STATED GOAL: How many lines of these entries include the string "Display"? State the number alone.
* start MATERIALS PROVIDED *
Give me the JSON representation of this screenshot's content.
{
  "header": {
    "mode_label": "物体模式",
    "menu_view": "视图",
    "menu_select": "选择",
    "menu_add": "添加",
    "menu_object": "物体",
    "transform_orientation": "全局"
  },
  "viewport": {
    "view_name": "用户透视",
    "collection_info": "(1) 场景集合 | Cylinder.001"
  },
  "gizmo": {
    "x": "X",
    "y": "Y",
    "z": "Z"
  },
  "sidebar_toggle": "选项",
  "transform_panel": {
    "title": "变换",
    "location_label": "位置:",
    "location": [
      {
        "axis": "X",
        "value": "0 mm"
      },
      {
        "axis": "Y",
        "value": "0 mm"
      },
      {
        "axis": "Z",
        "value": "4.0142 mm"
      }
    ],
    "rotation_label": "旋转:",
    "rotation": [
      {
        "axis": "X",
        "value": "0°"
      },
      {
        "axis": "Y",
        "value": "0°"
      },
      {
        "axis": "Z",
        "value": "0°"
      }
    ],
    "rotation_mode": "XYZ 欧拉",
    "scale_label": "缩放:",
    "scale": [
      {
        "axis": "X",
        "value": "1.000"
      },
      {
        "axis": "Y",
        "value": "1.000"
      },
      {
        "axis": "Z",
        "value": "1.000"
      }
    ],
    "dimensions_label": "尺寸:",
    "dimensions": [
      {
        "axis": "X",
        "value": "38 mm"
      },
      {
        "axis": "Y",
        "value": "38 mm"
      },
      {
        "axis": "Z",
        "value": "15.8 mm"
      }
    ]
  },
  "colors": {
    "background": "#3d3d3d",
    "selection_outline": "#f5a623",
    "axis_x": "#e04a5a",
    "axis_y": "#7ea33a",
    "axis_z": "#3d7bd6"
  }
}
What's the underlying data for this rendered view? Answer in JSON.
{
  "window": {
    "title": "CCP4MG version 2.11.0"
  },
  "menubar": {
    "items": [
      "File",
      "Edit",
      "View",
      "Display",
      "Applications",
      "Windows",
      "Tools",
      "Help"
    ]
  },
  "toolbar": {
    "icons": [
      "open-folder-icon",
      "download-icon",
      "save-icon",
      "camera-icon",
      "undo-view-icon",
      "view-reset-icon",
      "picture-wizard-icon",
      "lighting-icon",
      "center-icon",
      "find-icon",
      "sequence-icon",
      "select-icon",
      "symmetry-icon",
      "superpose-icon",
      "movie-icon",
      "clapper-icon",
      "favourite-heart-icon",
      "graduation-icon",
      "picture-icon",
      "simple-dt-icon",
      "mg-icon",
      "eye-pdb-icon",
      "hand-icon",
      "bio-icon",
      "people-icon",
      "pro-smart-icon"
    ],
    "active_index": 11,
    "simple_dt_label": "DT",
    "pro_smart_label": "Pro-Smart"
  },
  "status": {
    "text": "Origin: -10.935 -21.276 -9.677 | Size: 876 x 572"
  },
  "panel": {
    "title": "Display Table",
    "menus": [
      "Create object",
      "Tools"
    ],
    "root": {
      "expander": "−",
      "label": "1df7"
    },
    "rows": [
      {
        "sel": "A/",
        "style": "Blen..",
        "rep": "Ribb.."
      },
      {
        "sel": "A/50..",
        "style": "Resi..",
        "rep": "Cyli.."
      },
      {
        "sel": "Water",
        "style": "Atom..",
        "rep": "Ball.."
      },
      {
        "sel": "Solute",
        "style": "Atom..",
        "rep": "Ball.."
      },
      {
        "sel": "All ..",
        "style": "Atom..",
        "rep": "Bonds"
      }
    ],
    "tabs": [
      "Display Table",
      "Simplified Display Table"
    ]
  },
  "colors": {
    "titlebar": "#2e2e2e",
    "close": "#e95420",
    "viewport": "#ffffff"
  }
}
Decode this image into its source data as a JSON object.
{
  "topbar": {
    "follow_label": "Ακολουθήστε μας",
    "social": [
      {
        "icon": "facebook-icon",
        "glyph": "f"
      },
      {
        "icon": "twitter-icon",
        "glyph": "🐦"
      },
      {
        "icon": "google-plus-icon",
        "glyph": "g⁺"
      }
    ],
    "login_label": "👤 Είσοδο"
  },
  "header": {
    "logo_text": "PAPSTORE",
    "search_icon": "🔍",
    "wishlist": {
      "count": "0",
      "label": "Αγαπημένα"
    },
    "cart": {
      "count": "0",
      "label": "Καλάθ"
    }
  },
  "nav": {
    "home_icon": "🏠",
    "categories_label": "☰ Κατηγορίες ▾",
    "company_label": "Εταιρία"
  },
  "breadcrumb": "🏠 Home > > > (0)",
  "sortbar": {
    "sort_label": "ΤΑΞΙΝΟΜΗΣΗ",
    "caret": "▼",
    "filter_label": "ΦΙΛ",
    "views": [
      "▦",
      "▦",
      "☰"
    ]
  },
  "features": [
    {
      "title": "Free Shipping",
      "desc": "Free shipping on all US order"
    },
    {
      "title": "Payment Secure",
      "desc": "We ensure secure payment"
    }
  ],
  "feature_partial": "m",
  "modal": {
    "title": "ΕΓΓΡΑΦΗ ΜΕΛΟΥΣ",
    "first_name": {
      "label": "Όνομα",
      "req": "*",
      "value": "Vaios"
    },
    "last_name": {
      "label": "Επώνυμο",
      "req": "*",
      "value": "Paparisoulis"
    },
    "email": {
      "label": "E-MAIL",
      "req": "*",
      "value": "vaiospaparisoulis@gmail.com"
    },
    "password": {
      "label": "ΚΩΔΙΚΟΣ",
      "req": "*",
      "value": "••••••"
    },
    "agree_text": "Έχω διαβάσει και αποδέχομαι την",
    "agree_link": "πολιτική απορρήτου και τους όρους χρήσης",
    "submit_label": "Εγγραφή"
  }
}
* end MATERIALS PROVIDED *
WORKED SOLUTION: 4